_Available records_

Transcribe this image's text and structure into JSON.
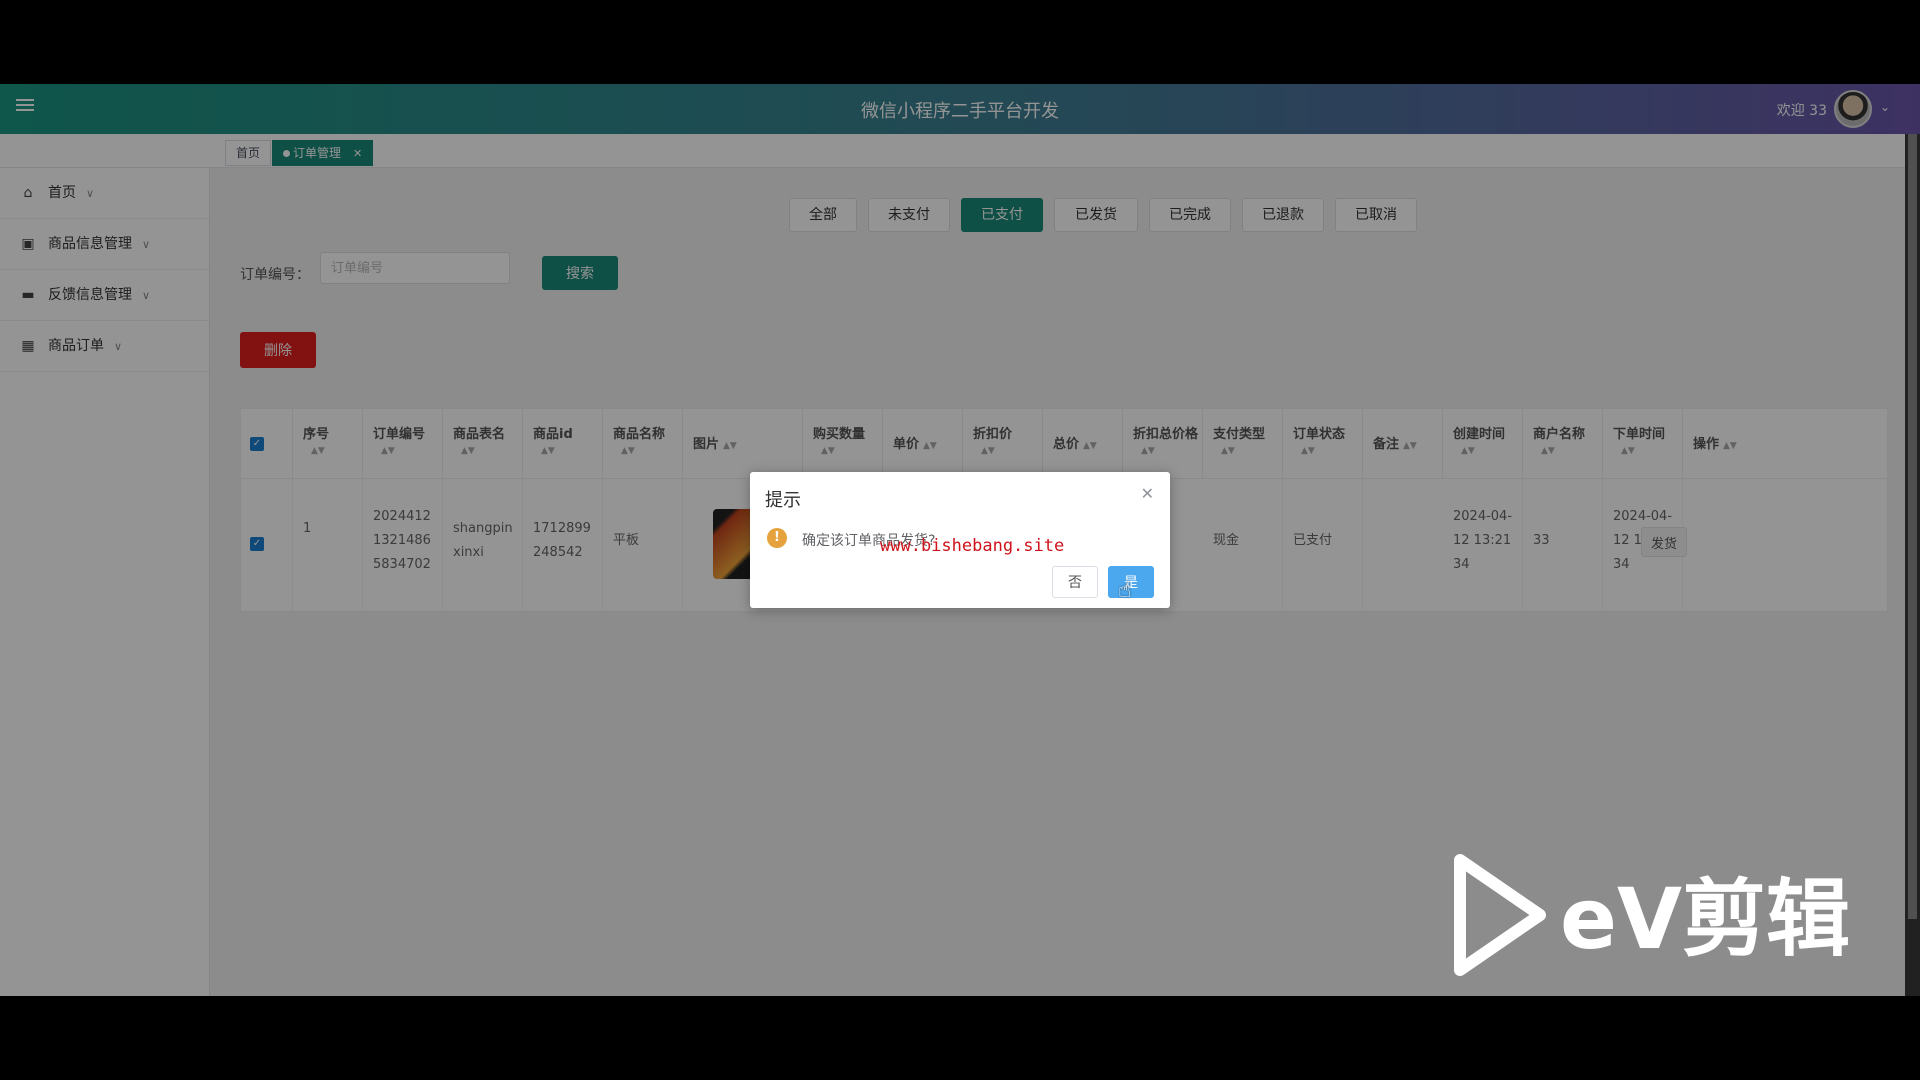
{
  "header": {
    "title": "微信小程序二手平台开发",
    "welcome": "欢迎 33"
  },
  "tabs": [
    {
      "label": "首页"
    },
    {
      "label": "订单管理"
    }
  ],
  "sidebar": {
    "items": [
      {
        "label": "首页",
        "icon": "home-icon"
      },
      {
        "label": "商品信息管理",
        "icon": "store-icon"
      },
      {
        "label": "反馈信息管理",
        "icon": "folder-icon"
      },
      {
        "label": "商品订单",
        "icon": "grid-icon"
      }
    ]
  },
  "filters": {
    "status_tabs": [
      "全部",
      "未支付",
      "已支付",
      "已发货",
      "已完成",
      "已退款",
      "已取消"
    ],
    "active_status": "已支付",
    "search_label": "订单编号：",
    "search_placeholder": "订单编号",
    "search_button": "搜索",
    "delete_button": "删除"
  },
  "table": {
    "columns": [
      "序号",
      "订单编号",
      "商品表名",
      "商品id",
      "商品名称",
      "图片",
      "购买数量",
      "单价",
      "折扣价",
      "总价",
      "折扣总价格",
      "支付类型",
      "订单状态",
      "备注",
      "创建时间",
      "商户名称",
      "下单时间",
      "操作"
    ],
    "rows": [
      {
        "index": "1",
        "order_no": "2024412\n1321486\n5834702",
        "table_name": "shangpin\nxinxi",
        "product_id": "1712899\n248542",
        "product_name": "平板",
        "pay_type": "现金",
        "status": "已支付",
        "created": "2024-04-\n12 13:21\n34",
        "merchant": "33",
        "order_time": "2024-04-\n12 13:21\n34",
        "action": "发货"
      }
    ]
  },
  "dialog": {
    "title": "提示",
    "message": "确定该订单商品发货?",
    "cancel": "否",
    "confirm": "是"
  },
  "overlay_text": {
    "watermark": "www.bishebang.site",
    "logo": "eV剪辑"
  }
}
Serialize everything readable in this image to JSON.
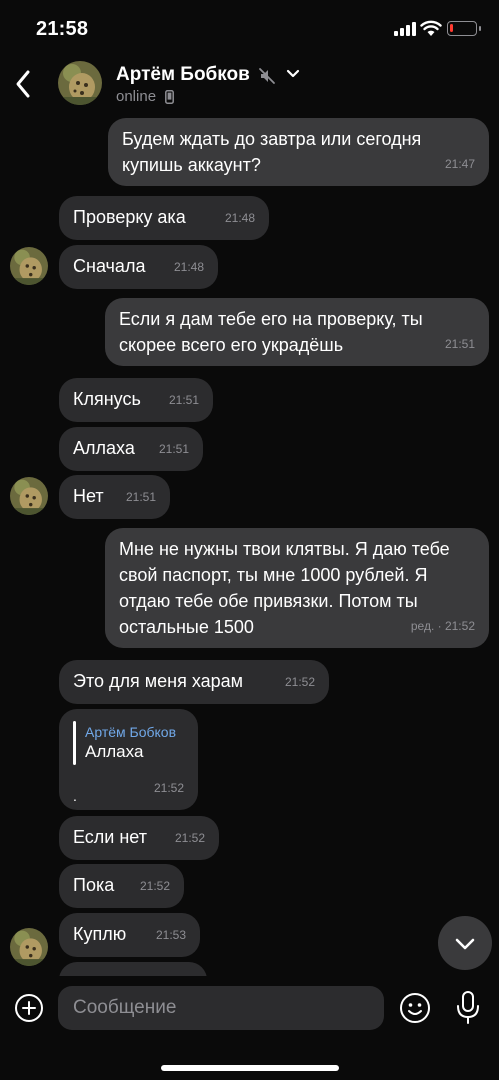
{
  "status_bar": {
    "time": "21:58",
    "battery_level": 0.1
  },
  "header": {
    "name": "Артём Бобков",
    "status": "online"
  },
  "messages": [
    {
      "text": "Будем ждать до завтра или сегодня купишь аккаунт?",
      "time": "21:47",
      "dir": "out"
    },
    {
      "text": "Проверку ака",
      "time": "21:48",
      "dir": "in"
    },
    {
      "text": "Сначала",
      "time": "21:48",
      "dir": "in"
    },
    {
      "text": "Если я дам тебе его на проверку, ты скорее всего его украдёшь",
      "time": "21:51",
      "dir": "out"
    },
    {
      "text": "Клянусь",
      "time": "21:51",
      "dir": "in"
    },
    {
      "text": "Аллаха",
      "time": "21:51",
      "dir": "in"
    },
    {
      "text": "Нет",
      "time": "21:51",
      "dir": "in"
    },
    {
      "text": "Мне не нужны твои клятвы. Я даю тебе свой паспорт, ты мне 1000 рублей. Я отдаю тебе обе привязки. Потом ты остальные 1500",
      "time": "ред. · 21:52",
      "dir": "out"
    },
    {
      "text": "Это для меня харам",
      "time": "21:52",
      "dir": "in"
    },
    {
      "text": ".",
      "time": "21:52",
      "dir": "in",
      "reply_name": "Артём Бобков",
      "reply_text": "Аллаха"
    },
    {
      "text": "Если нет",
      "time": "21:52",
      "dir": "in"
    },
    {
      "text": "Пока",
      "time": "21:52",
      "dir": "in"
    },
    {
      "text": "Куплю",
      "time": "21:53",
      "dir": "in"
    }
  ],
  "composer": {
    "placeholder": "Сообщение"
  }
}
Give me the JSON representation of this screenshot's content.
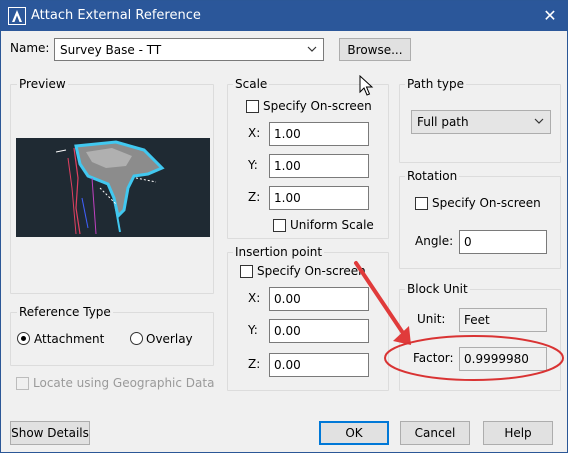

_Task instructions_
Produce an exact copy of each line of data, skipping embedded images.

_Expected answer_
Transcribe this image's text and structure into JSON.
{
  "header": {
    "title": "微信小程序二手平台开发",
    "welcome": "欢迎 33"
  },
  "tabs": [
    {
      "label": "首页"
    },
    {
      "label": "订单管理"
    }
  ],
  "sidebar": {
    "items": [
      {
        "label": "首页",
        "icon": "home-icon"
      },
      {
        "label": "商品信息管理",
        "icon": "store-icon"
      },
      {
        "label": "反馈信息管理",
        "icon": "folder-icon"
      },
      {
        "label": "商品订单",
        "icon": "grid-icon"
      }
    ]
  },
  "filters": {
    "status_tabs": [
      "全部",
      "未支付",
      "已支付",
      "已发货",
      "已完成",
      "已退款",
      "已取消"
    ],
    "active_status": "已支付",
    "search_label": "订单编号：",
    "search_placeholder": "订单编号",
    "search_button": "搜索",
    "delete_button": "删除"
  },
  "table": {
    "columns": [
      "序号",
      "订单编号",
      "商品表名",
      "商品id",
      "商品名称",
      "图片",
      "购买数量",
      "单价",
      "折扣价",
      "总价",
      "折扣总价格",
      "支付类型",
      "订单状态",
      "备注",
      "创建时间",
      "商户名称",
      "下单时间",
      "操作"
    ],
    "rows": [
      {
        "index": "1",
        "order_no": "2024412\n1321486\n5834702",
        "table_name": "shangpin\nxinxi",
        "product_id": "1712899\n248542",
        "product_name": "平板",
        "pay_type": "现金",
        "status": "已支付",
        "created": "2024-04-\n12 13:21\n34",
        "merchant": "33",
        "order_time": "2024-04-\n12 13:21\n34",
        "action": "发货"
      }
    ]
  },
  "dialog": {
    "title": "提示",
    "message": "确定该订单商品发货?",
    "cancel": "否",
    "confirm": "是"
  },
  "overlay_text": {
    "watermark": "www.bishebang.site",
    "logo": "eV剪辑"
  }
}
Serialize everything readable in this image to JSON.
{
  "status_bar": {
    "time": "21:58",
    "battery_level": 0.1
  },
  "header": {
    "name": "Артём Бобков",
    "status": "online"
  },
  "messages": [
    {
      "text": "Будем ждать до завтра или сегодня купишь аккаунт?",
      "time": "21:47",
      "dir": "out"
    },
    {
      "text": "Проверку ака",
      "time": "21:48",
      "dir": "in"
    },
    {
      "text": "Сначала",
      "time": "21:48",
      "dir": "in"
    },
    {
      "text": "Если я дам тебе его на проверку, ты скорее всего его украдёшь",
      "time": "21:51",
      "dir": "out"
    },
    {
      "text": "Клянусь",
      "time": "21:51",
      "dir": "in"
    },
    {
      "text": "Аллаха",
      "time": "21:51",
      "dir": "in"
    },
    {
      "text": "Нет",
      "time": "21:51",
      "dir": "in"
    },
    {
      "text": "Мне не нужны твои клятвы. Я даю тебе свой паспорт, ты мне 1000 рублей. Я отдаю тебе обе привязки. Потом ты остальные 1500",
      "time": "ред. · 21:52",
      "dir": "out"
    },
    {
      "text": "Это для меня харам",
      "time": "21:52",
      "dir": "in"
    },
    {
      "text": ".",
      "time": "21:52",
      "dir": "in",
      "reply_name": "Артём Бобков",
      "reply_text": "Аллаха"
    },
    {
      "text": "Если нет",
      "time": "21:52",
      "dir": "in"
    },
    {
      "text": "Пока",
      "time": "21:52",
      "dir": "in"
    },
    {
      "text": "Куплю",
      "time": "21:53",
      "dir": "in"
    }
  ],
  "composer": {
    "placeholder": "Сообщение"
  }
}
Give me the JSON representation of this screenshot's content.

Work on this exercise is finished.